TASK BRIEF:
Check every line of the entries for "rank", and copy the lines that hold it.

[Entries with figure data]
========================

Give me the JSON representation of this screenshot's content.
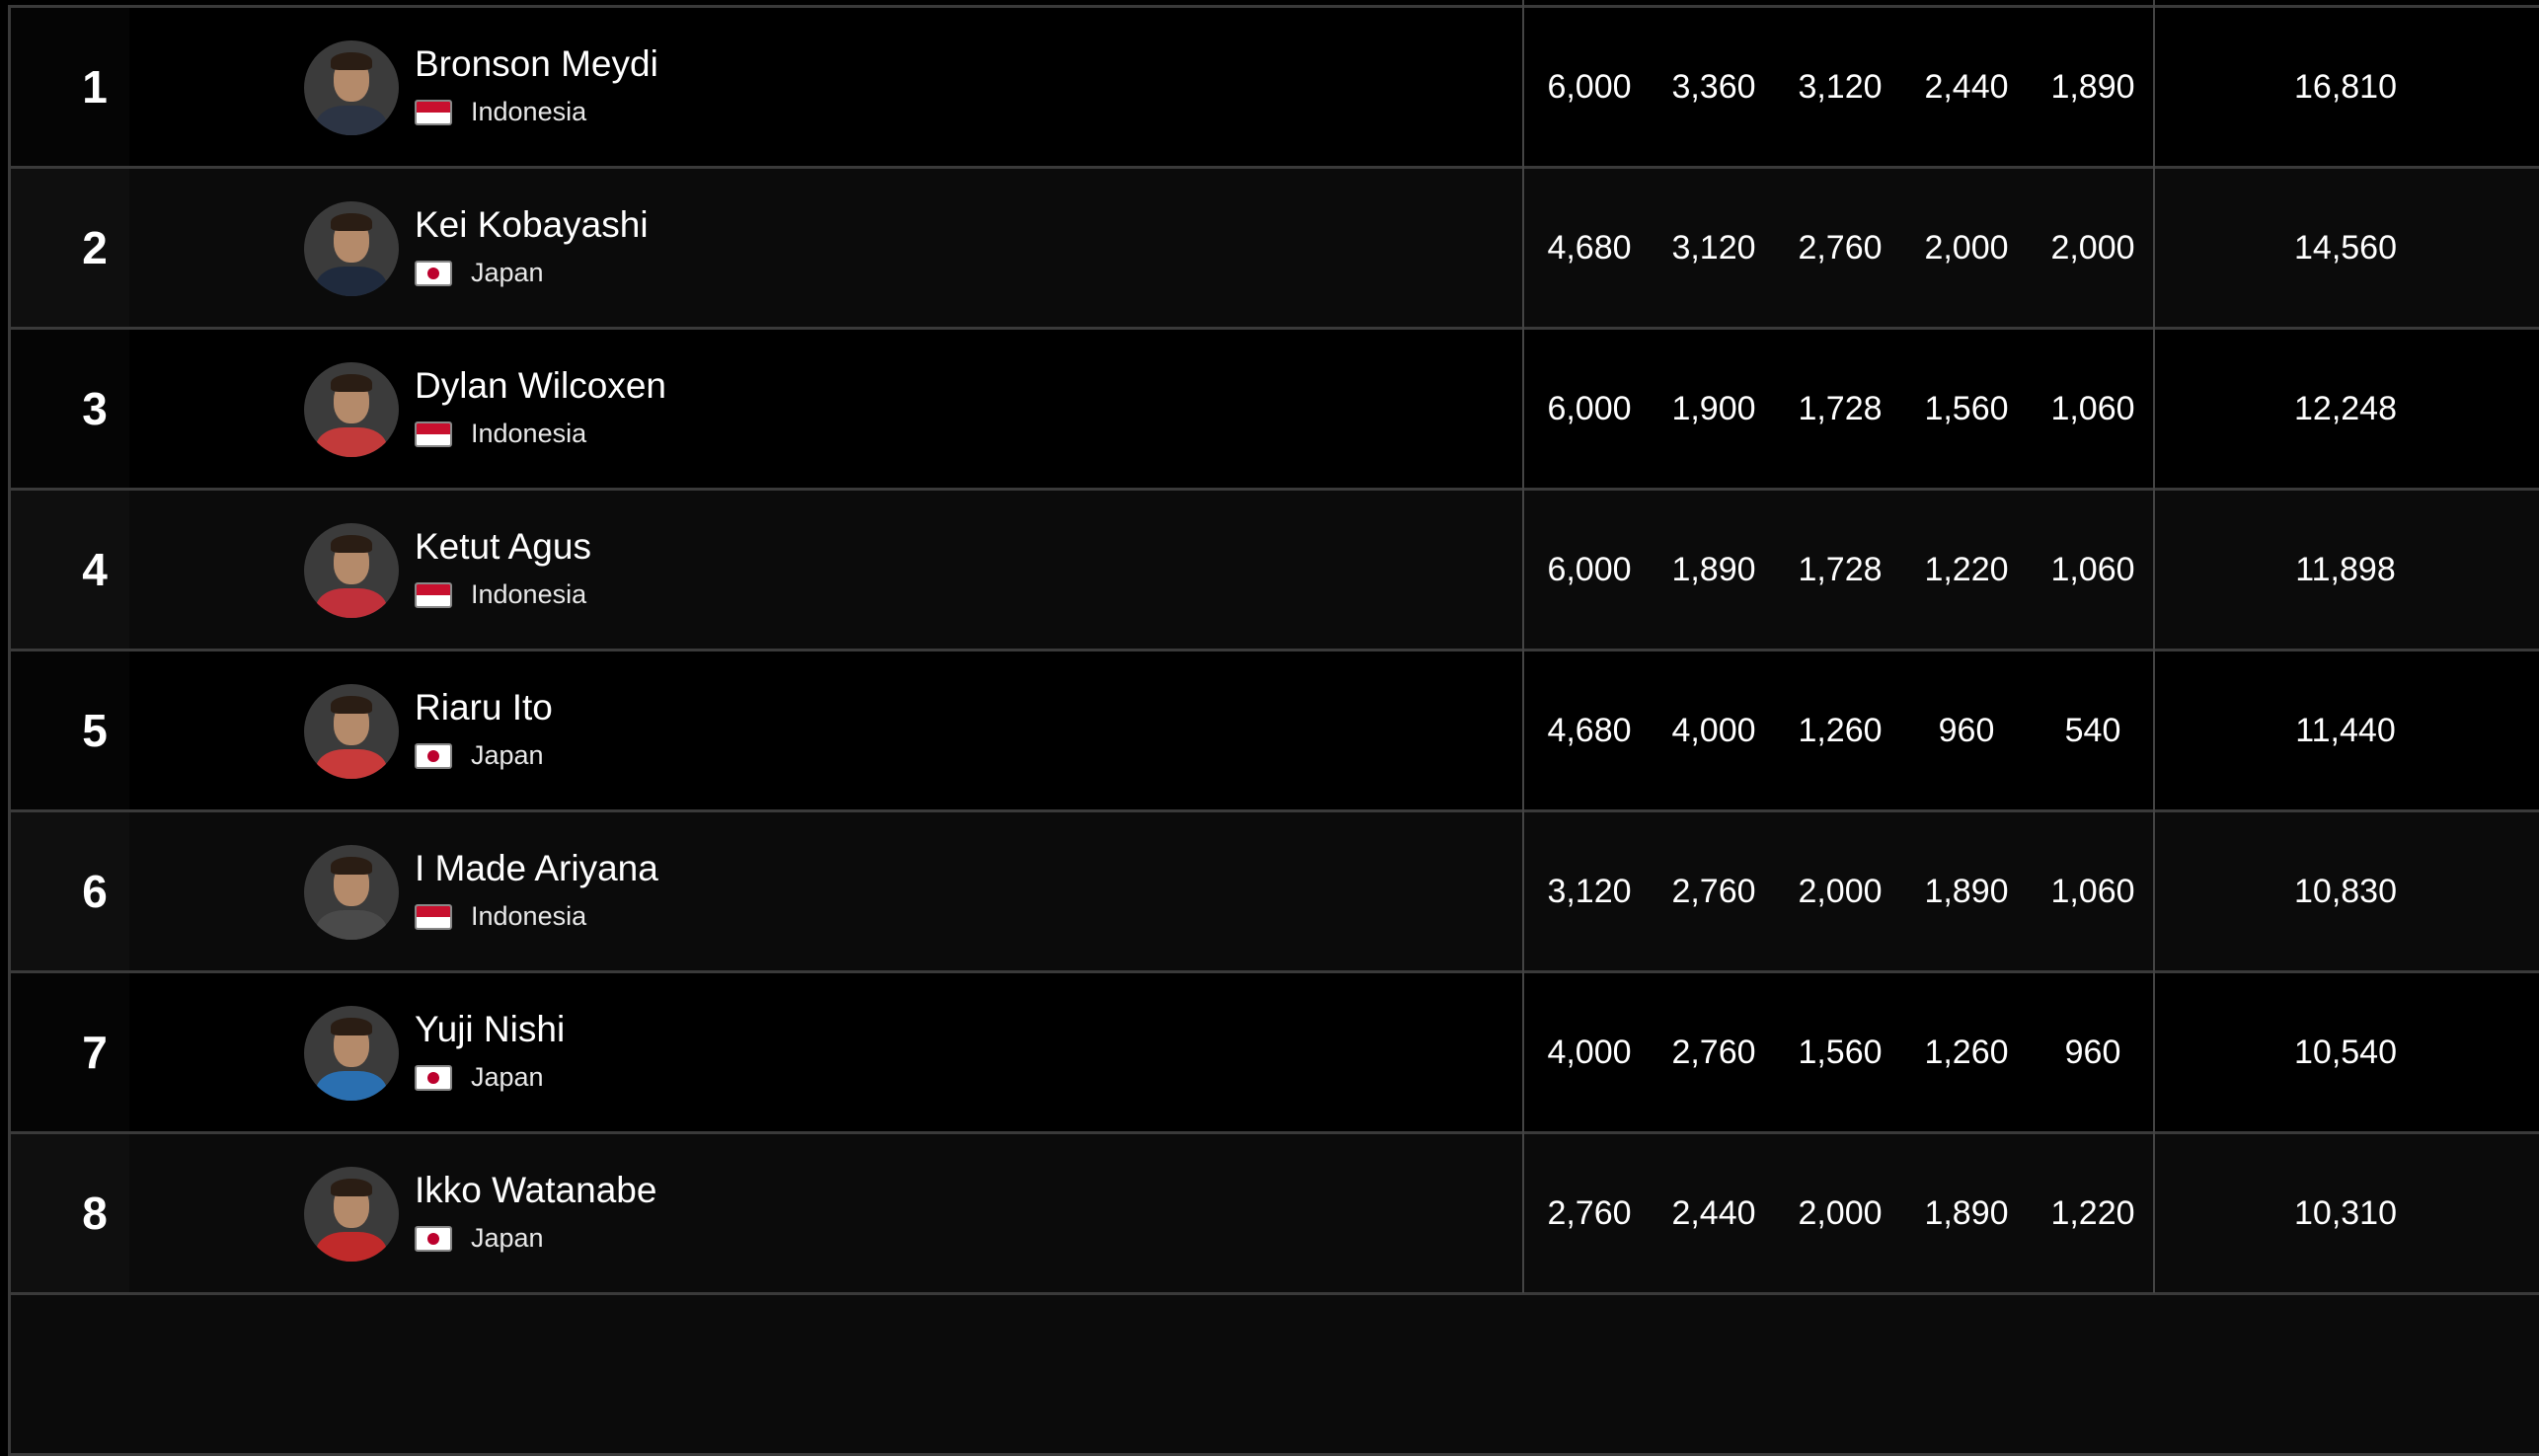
{
  "colors": {
    "background": "#000000",
    "row_alt": "#0b0b0b",
    "divider": "#3a3a3a",
    "text": "#ffffff",
    "indonesia_red": "#c8102e",
    "japan_red": "#bc002d"
  },
  "rows": [
    {
      "rank": "1",
      "name": "Bronson Meydi",
      "country": "Indonesia",
      "flag": "indonesia-flag-icon",
      "scores": [
        "6,000",
        "3,360",
        "3,120",
        "2,440",
        "1,890"
      ],
      "total": "16,810"
    },
    {
      "rank": "2",
      "name": "Kei Kobayashi",
      "country": "Japan",
      "flag": "japan-flag-icon",
      "scores": [
        "4,680",
        "3,120",
        "2,760",
        "2,000",
        "2,000"
      ],
      "total": "14,560"
    },
    {
      "rank": "3",
      "name": "Dylan Wilcoxen",
      "country": "Indonesia",
      "flag": "indonesia-flag-icon",
      "scores": [
        "6,000",
        "1,900",
        "1,728",
        "1,560",
        "1,060"
      ],
      "total": "12,248"
    },
    {
      "rank": "4",
      "name": "Ketut Agus",
      "country": "Indonesia",
      "flag": "indonesia-flag-icon",
      "scores": [
        "6,000",
        "1,890",
        "1,728",
        "1,220",
        "1,060"
      ],
      "total": "11,898"
    },
    {
      "rank": "5",
      "name": "Riaru Ito",
      "country": "Japan",
      "flag": "japan-flag-icon",
      "scores": [
        "4,680",
        "4,000",
        "1,260",
        "960",
        "540"
      ],
      "total": "11,440"
    },
    {
      "rank": "6",
      "name": "I Made Ariyana",
      "country": "Indonesia",
      "flag": "indonesia-flag-icon",
      "scores": [
        "3,120",
        "2,760",
        "2,000",
        "1,890",
        "1,060"
      ],
      "total": "10,830"
    },
    {
      "rank": "7",
      "name": "Yuji Nishi",
      "country": "Japan",
      "flag": "japan-flag-icon",
      "scores": [
        "4,000",
        "2,760",
        "1,560",
        "1,260",
        "960"
      ],
      "total": "10,540"
    },
    {
      "rank": "8",
      "name": "Ikko Watanabe",
      "country": "Japan",
      "flag": "japan-flag-icon",
      "scores": [
        "2,760",
        "2,440",
        "2,000",
        "1,890",
        "1,220"
      ],
      "total": "10,310"
    }
  ]
}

========================

OUTPUT FOR THIS EXERCISE:
      "rank": "1",
      "rank": "2",
      "rank": "3",
      "rank": "4",
      "rank": "5",
      "rank": "6",
      "rank": "7",
      "rank": "8",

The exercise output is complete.